### WRITTEN REQUEST
Copy the lines that follow, keeping every character the same.

------------------------

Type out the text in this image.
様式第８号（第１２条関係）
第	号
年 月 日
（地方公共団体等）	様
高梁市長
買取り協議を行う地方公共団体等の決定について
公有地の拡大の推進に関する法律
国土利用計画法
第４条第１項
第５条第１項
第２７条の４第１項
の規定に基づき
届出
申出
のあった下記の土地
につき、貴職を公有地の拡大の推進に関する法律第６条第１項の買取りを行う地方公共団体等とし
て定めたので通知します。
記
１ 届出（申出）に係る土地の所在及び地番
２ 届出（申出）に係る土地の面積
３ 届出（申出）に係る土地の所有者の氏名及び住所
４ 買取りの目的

------------------------

### RESULT BELOW
Type out the text in this image.
様式第８号（第１２条関係）
第	号
年 月 日
（地方公共団体等）	様
高梁市長
買取り協議を行う地方公共団体等の決定について
公有地の拡大の推進に関する法律
国土利用計画法
第４条第１項
第５条第１項
第２７条の４第１項
の規定に基づき
届出
申出
のあった下記の土地
につき、貴職を公有地の拡大の推進に関する法律第６条第１項の買取りを行う地方公共団体等とし
て定めたので通知します。
記
１ 届出（申出）に係る土地の所在及び地番
２ 届出（申出）に係る土地の面積
３ 届出（申出）に係る土地の所有者の氏名及び住所
４ 買取りの目的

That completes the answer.